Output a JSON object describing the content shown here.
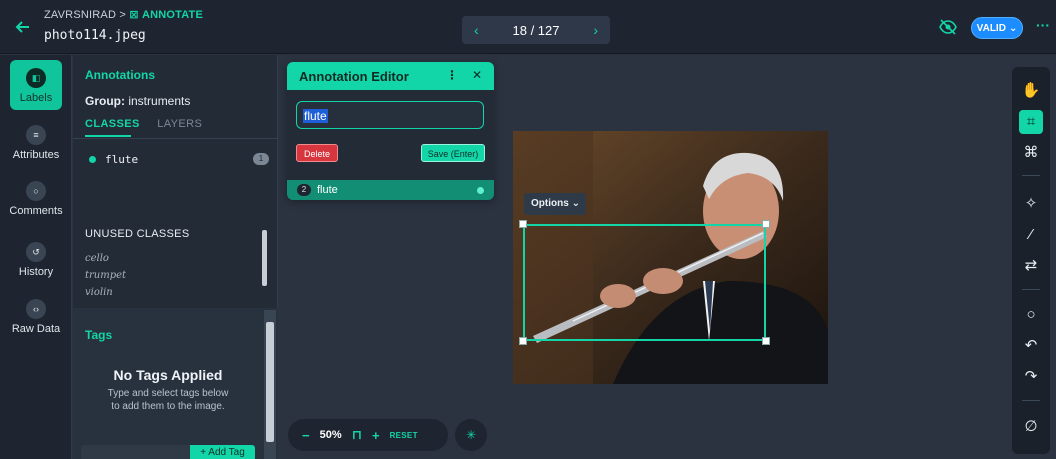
{
  "header": {
    "breadcrumb_root": "ZAVRSNIRAD",
    "breadcrumb_sep": ">",
    "breadcrumb_current": "ANNOTATE",
    "filename": "photo114.jpeg",
    "pager_count": "18 / 127",
    "pager_prev": "‹",
    "pager_next": "›",
    "status_label": "VALID",
    "status_color": "#1c8cff",
    "more_label": "···",
    "accent_color": "#12d6a8"
  },
  "rail": {
    "items": [
      {
        "label": "Labels",
        "icon": "tag-icon",
        "active": true
      },
      {
        "label": "Attributes",
        "icon": "list-icon"
      },
      {
        "label": "Comments",
        "icon": "comment-icon"
      },
      {
        "label": "History",
        "icon": "history-icon"
      },
      {
        "label": "Raw Data",
        "icon": "code-icon"
      }
    ]
  },
  "panel": {
    "title": "Annotations",
    "group_label": "Group:",
    "group_value": "instruments",
    "tabs": [
      "CLASSES",
      "LAYERS"
    ],
    "classes": [
      {
        "name": "flute",
        "count": "1"
      }
    ],
    "unused_title": "UNUSED CLASSES",
    "unused": [
      "cello",
      "trumpet",
      "violin"
    ],
    "tags_title": "Tags",
    "no_tags": "No Tags Applied",
    "no_tags_sub_1": "Type and select tags below",
    "no_tags_sub_2": "to add them to the image.",
    "add_tag_label": "+ Add Tag"
  },
  "editor": {
    "title": "Annotation Editor",
    "input_value": "flute",
    "delete_label": "Delete",
    "save_label": "Save (Enter)",
    "row_number": "2",
    "row_label": "flute"
  },
  "canvas": {
    "options_label": "Options"
  },
  "zoom": {
    "minus": "−",
    "level": "50%",
    "plus": "+",
    "reset_label": "RESET"
  },
  "toolbar": {
    "tools": [
      "hand-icon",
      "bbox-icon",
      "polygon-icon",
      "magic-icon",
      "wand-icon",
      "swap-icon",
      "comment-icon",
      "undo-icon",
      "redo-icon",
      "clear-icon"
    ]
  }
}
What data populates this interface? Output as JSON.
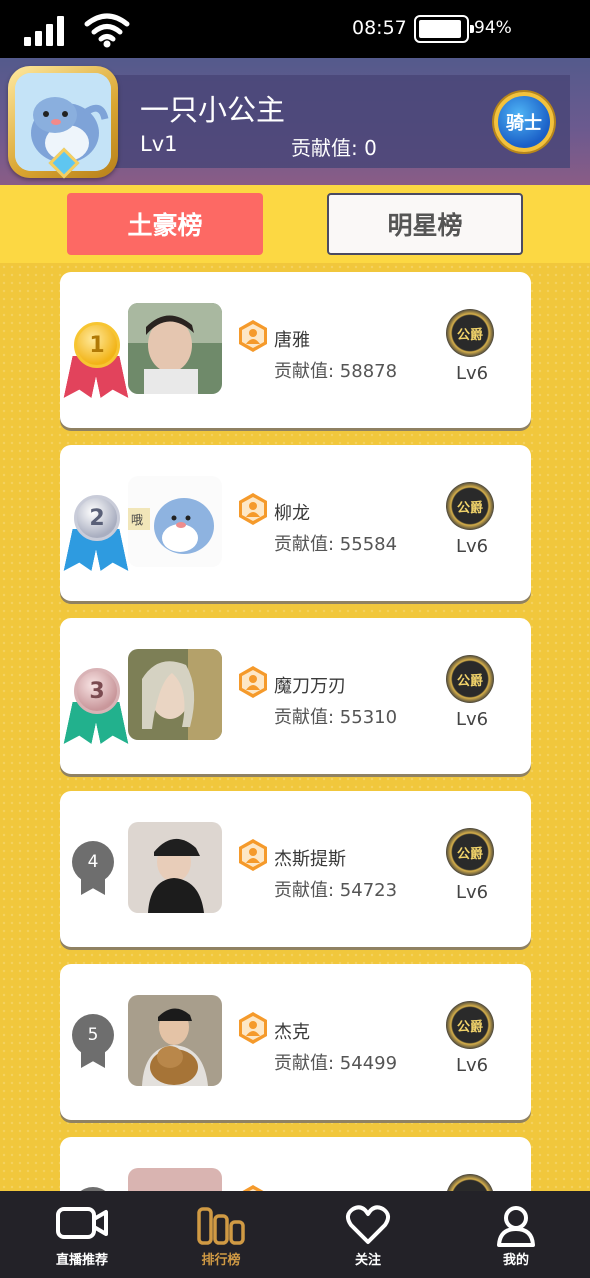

==================================================

Job> Strip out the pictures and quote the remaining data word for word.

Full answer>
Output a JSON object describing the content shown here.
{
  "header": {
    "breadcrumb_root": "ZAVRSNIRAD",
    "breadcrumb_sep": ">",
    "breadcrumb_current": "ANNOTATE",
    "filename": "photo114.jpeg",
    "pager_count": "18 / 127",
    "pager_prev": "‹",
    "pager_next": "›",
    "status_label": "VALID",
    "status_color": "#1c8cff",
    "more_label": "···",
    "accent_color": "#12d6a8"
  },
  "rail": {
    "items": [
      {
        "label": "Labels",
        "icon": "tag-icon",
        "active": true
      },
      {
        "label": "Attributes",
        "icon": "list-icon"
      },
      {
        "label": "Comments",
        "icon": "comment-icon"
      },
      {
        "label": "History",
        "icon": "history-icon"
      },
      {
        "label": "Raw Data",
        "icon": "code-icon"
      }
    ]
  },
  "panel": {
    "title": "Annotations",
    "group_label": "Group:",
    "group_value": "instruments",
    "tabs": [
      "CLASSES",
      "LAYERS"
    ],
    "classes": [
      {
        "name": "flute",
        "count": "1"
      }
    ],
    "unused_title": "UNUSED CLASSES",
    "unused": [
      "cello",
      "trumpet",
      "violin"
    ],
    "tags_title": "Tags",
    "no_tags": "No Tags Applied",
    "no_tags_sub_1": "Type and select tags below",
    "no_tags_sub_2": "to add them to the image.",
    "add_tag_label": "+ Add Tag"
  },
  "editor": {
    "title": "Annotation Editor",
    "input_value": "flute",
    "delete_label": "Delete",
    "save_label": "Save (Enter)",
    "row_number": "2",
    "row_label": "flute"
  },
  "canvas": {
    "options_label": "Options"
  },
  "zoom": {
    "minus": "−",
    "level": "50%",
    "plus": "+",
    "reset_label": "RESET"
  },
  "toolbar": {
    "tools": [
      "hand-icon",
      "bbox-icon",
      "polygon-icon",
      "magic-icon",
      "wand-icon",
      "swap-icon",
      "comment-icon",
      "undo-icon",
      "redo-icon",
      "clear-icon"
    ]
  }
}
What data populates this interface? Output as JSON.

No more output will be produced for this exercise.